■ Directions for this task
Wherever the string "Livelli" appears in a line, extract that line.
Extracted records start
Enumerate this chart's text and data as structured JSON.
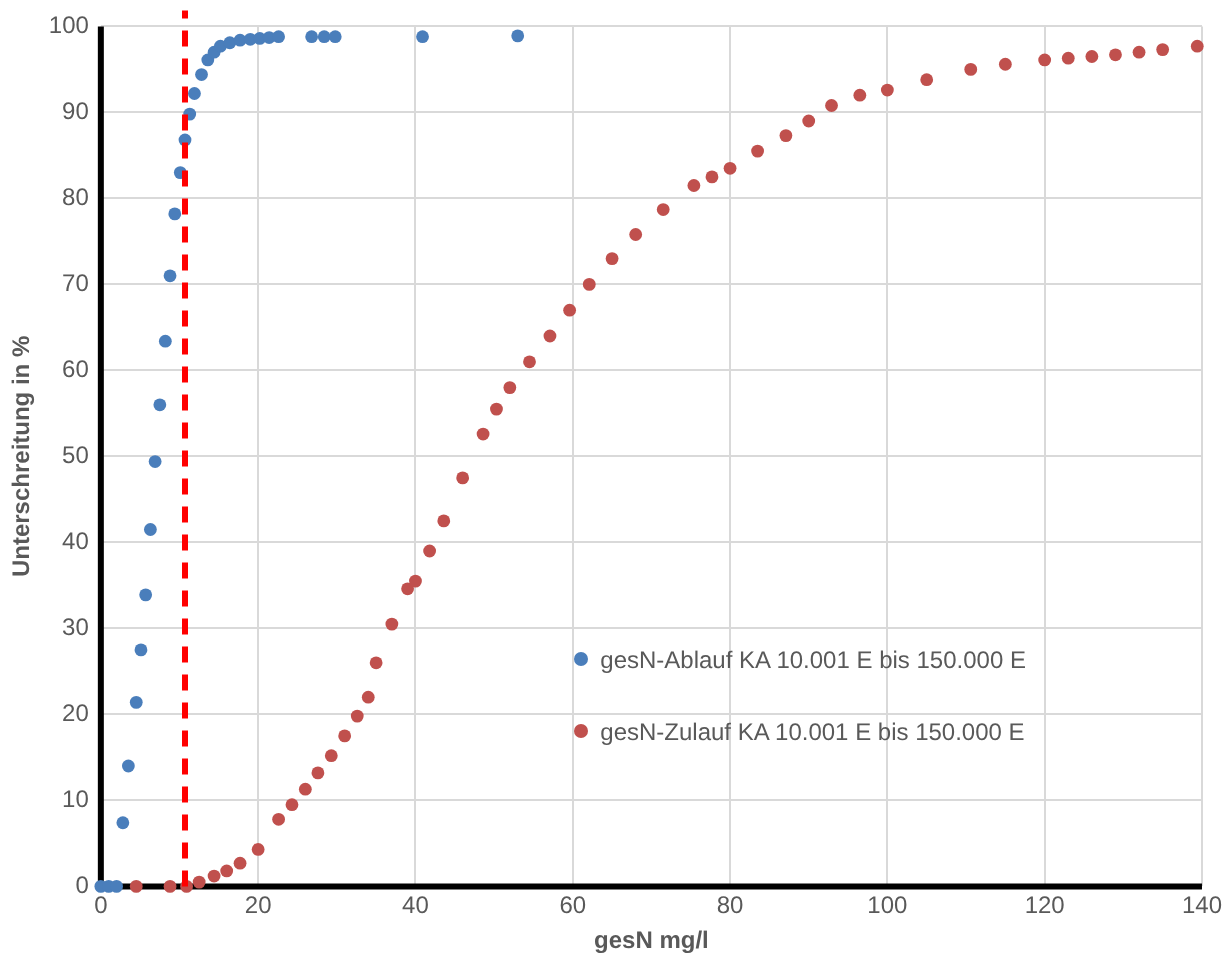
{
  "chart_data": {
    "type": "scatter",
    "xlabel": "gesN mg/l",
    "ylabel": "Unterschreitung in %",
    "xlim": [
      0,
      140
    ],
    "xticks": [
      0,
      20,
      40,
      60,
      80,
      100,
      120,
      140
    ],
    "ylim": [
      0,
      100
    ],
    "yticks": [
      0,
      10,
      20,
      30,
      40,
      50,
      60,
      70,
      80,
      90,
      100
    ],
    "grid": true,
    "legend": "bottom right",
    "marker": "circle",
    "ref_lines": [
      {
        "axis": "x",
        "value": 10.7,
        "color": "#ff0000",
        "line_style": "dashed"
      }
    ],
    "series": [
      {
        "name": "gesN-Ablauf KA 10.001 E bis 150.000 E",
        "color": "#4a7ebb",
        "x": [
          0,
          1,
          2,
          2.8,
          3.5,
          4.5,
          5.1,
          5.7,
          6.3,
          6.9,
          7.5,
          8.2,
          8.8,
          9.4,
          10.1,
          10.7,
          11.3,
          11.9,
          12.8,
          13.6,
          14.4,
          15.2,
          16.4,
          17.7,
          19,
          20.2,
          21.4,
          22.6,
          26.8,
          28.4,
          29.8,
          40.9,
          53
        ],
        "values": [
          0,
          0,
          0,
          7.4,
          14,
          21.4,
          27.5,
          33.9,
          41.5,
          49.4,
          56,
          63.4,
          71,
          78.2,
          83,
          86.8,
          89.8,
          92.2,
          94.4,
          96.1,
          97,
          97.7,
          98.1,
          98.4,
          98.5,
          98.6,
          98.7,
          98.8,
          98.8,
          98.8,
          98.8,
          98.8,
          98.9
        ]
      },
      {
        "name": "gesN-Zulauf KA 10.001 E bis 150.000 E",
        "color": "#c0504d",
        "x": [
          4.5,
          8.8,
          10.9,
          12.5,
          14.4,
          16,
          17.7,
          20,
          22.6,
          24.3,
          26,
          27.6,
          29.3,
          31,
          32.6,
          34,
          35,
          37,
          39,
          40,
          41.8,
          43.6,
          46,
          48.6,
          50.3,
          52,
          54.5,
          57.1,
          59.6,
          62.1,
          65,
          68,
          71.5,
          75.4,
          77.7,
          80,
          83.5,
          87.1,
          90,
          92.9,
          96.5,
          100,
          105,
          110.6,
          115,
          120,
          123,
          126,
          129,
          132,
          135,
          139.4
        ],
        "values": [
          0,
          0,
          0,
          0.5,
          1.2,
          1.8,
          2.7,
          4.3,
          7.8,
          9.5,
          11.3,
          13.2,
          15.2,
          17.5,
          19.8,
          22,
          26,
          30.5,
          34.6,
          35.5,
          39,
          42.5,
          47.5,
          52.6,
          55.5,
          58,
          61,
          64,
          67,
          70,
          73,
          75.8,
          78.7,
          81.5,
          82.5,
          83.5,
          85.5,
          87.3,
          89,
          90.8,
          92,
          92.6,
          93.8,
          95,
          95.6,
          96.1,
          96.3,
          96.5,
          96.7,
          97,
          97.3,
          97.7
        ]
      }
    ]
  }
}
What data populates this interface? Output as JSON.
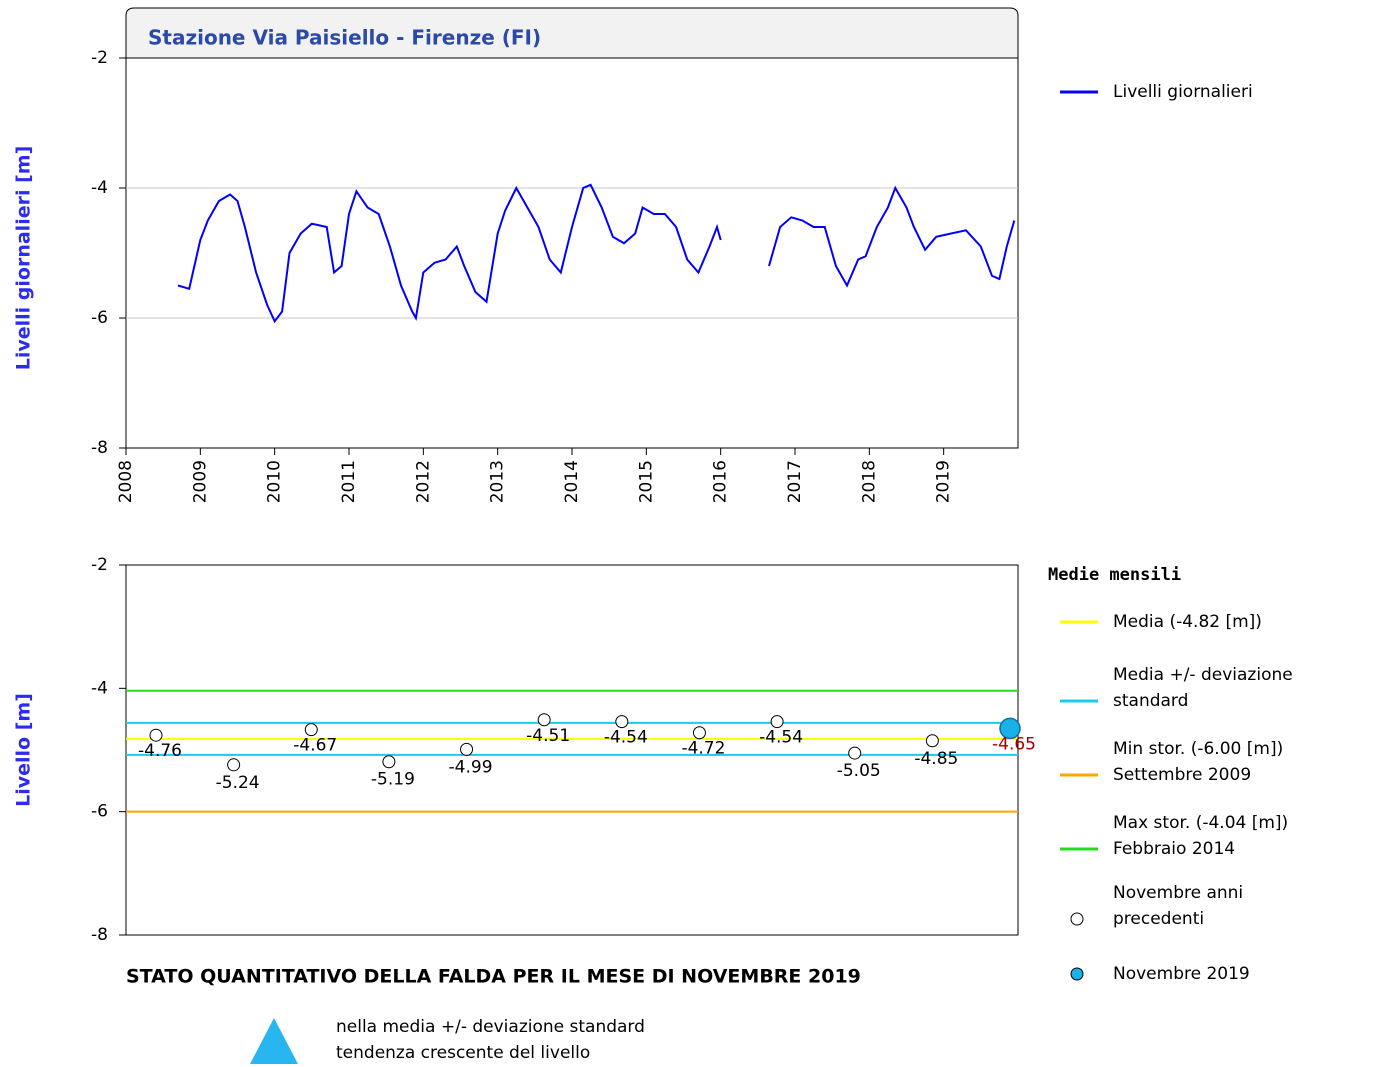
{
  "chart_data": [
    {
      "type": "line",
      "title": "Stazione Via Paisiello - Firenze (FI)",
      "ylabel": "Livelli giornalieri [m]",
      "xlim": [
        2008,
        2020
      ],
      "xticks": [
        2008,
        2009,
        2010,
        2011,
        2012,
        2013,
        2014,
        2015,
        2016,
        2017,
        2018,
        2019
      ],
      "ylim": [
        -8,
        -2
      ],
      "yticks": [
        -2,
        -4,
        -6,
        -8
      ],
      "grid": true,
      "x": [
        2008.7,
        2008.85,
        2009.0,
        2009.1,
        2009.25,
        2009.4,
        2009.5,
        2009.6,
        2009.75,
        2009.9,
        2010.0,
        2010.1,
        2010.2,
        2010.35,
        2010.5,
        2010.7,
        2010.8,
        2010.9,
        2011.0,
        2011.1,
        2011.25,
        2011.4,
        2011.55,
        2011.7,
        2011.85,
        2011.9,
        2012.0,
        2012.15,
        2012.3,
        2012.45,
        2012.55,
        2012.7,
        2012.85,
        2013.0,
        2013.1,
        2013.25,
        2013.4,
        2013.55,
        2013.7,
        2013.85,
        2014.0,
        2014.15,
        2014.25,
        2014.4,
        2014.55,
        2014.7,
        2014.85,
        2014.95,
        2015.1,
        2015.25,
        2015.4,
        2015.55,
        2015.7,
        2015.85,
        2015.95,
        2016.0,
        2016.5,
        2016.65,
        2016.8,
        2016.95,
        2017.1,
        2017.25,
        2017.4,
        2017.55,
        2017.7,
        2017.85,
        2017.95,
        2018.1,
        2018.25,
        2018.35,
        2018.5,
        2018.6,
        2018.75,
        2018.9,
        2019.1,
        2019.3,
        2019.5,
        2019.65,
        2019.75,
        2019.85,
        2019.95
      ],
      "series": [
        {
          "name": "Livelli giornalieri",
          "color": "#0000ff",
          "values": [
            -5.5,
            -5.55,
            -4.8,
            -4.5,
            -4.2,
            -4.1,
            -4.2,
            -4.6,
            -5.3,
            -5.8,
            -6.05,
            -5.9,
            -5.0,
            -4.7,
            -4.55,
            -4.6,
            -5.3,
            -5.2,
            -4.4,
            -4.05,
            -4.3,
            -4.4,
            -4.9,
            -5.5,
            -5.9,
            -6.0,
            -5.3,
            -5.15,
            -5.1,
            -4.9,
            -5.2,
            -5.6,
            -5.75,
            -4.7,
            -4.35,
            -4.0,
            -4.3,
            -4.6,
            -5.1,
            -5.3,
            -4.6,
            -4.0,
            -3.95,
            -4.3,
            -4.75,
            -4.85,
            -4.7,
            -4.3,
            -4.4,
            -4.4,
            -4.6,
            -5.1,
            -5.3,
            -4.9,
            -4.6,
            -4.8,
            null,
            -5.2,
            -4.6,
            -4.45,
            -4.5,
            -4.6,
            -4.6,
            -5.2,
            -5.5,
            -5.1,
            -5.05,
            -4.6,
            -4.3,
            -4.0,
            -4.3,
            -4.6,
            -4.95,
            -4.75,
            -4.7,
            -4.65,
            -4.9,
            -5.35,
            -5.4,
            -4.9,
            -4.5
          ]
        }
      ]
    },
    {
      "type": "scatter",
      "ylabel": "Livello [m]",
      "ylim": [
        -8,
        -2
      ],
      "yticks": [
        -2,
        -4,
        -6,
        -8
      ],
      "categories": [
        null,
        null,
        null,
        null,
        null,
        null,
        null,
        null,
        null,
        null,
        null,
        null
      ],
      "legend_title": "Medie mensili",
      "reference_lines": [
        {
          "name": [
            "Media (-4.82 [m])"
          ],
          "color": "#ffff00",
          "values": [
            -4.82
          ]
        },
        {
          "name": [
            "Media +/- deviazione",
            "standard"
          ],
          "color": "#1ec8f0",
          "values": [
            -4.56,
            -5.08
          ]
        },
        {
          "name": [
            "Min stor. (-6.00 [m])",
            "Settembre 2009"
          ],
          "color": "#ffa500",
          "values": [
            -6
          ]
        },
        {
          "name": [
            "Max stor. (-4.04 [m])",
            "Febbraio 2014"
          ],
          "color": "#22dd22",
          "values": [
            -4.04
          ]
        }
      ],
      "series": [
        {
          "name": [
            "Novembre anni",
            "precedenti"
          ],
          "color": "#ffffff",
          "label_color": "#000000",
          "values": [
            -4.76,
            -5.24,
            -4.67,
            -5.19,
            -4.99,
            -4.51,
            -4.54,
            -4.72,
            -4.54,
            -5.05,
            -4.85,
            null
          ]
        },
        {
          "name": [
            "Novembre 2019"
          ],
          "color": "#1ab0e8",
          "label_color": "#a00000",
          "values": [
            null,
            null,
            null,
            null,
            null,
            null,
            null,
            null,
            null,
            null,
            null,
            -4.65
          ]
        }
      ]
    }
  ],
  "status": {
    "title": "STATO QUANTITATIVO DELLA FALDA PER IL MESE DI NOVEMBRE 2019",
    "lines": [
      "nella media +/- deviazione standard",
      "tendenza crescente del livello"
    ]
  }
}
Extracted records end
■ Right answer
      "ylabel": "Livelli giornalieri [m]",
          "name": "Livelli giornalieri",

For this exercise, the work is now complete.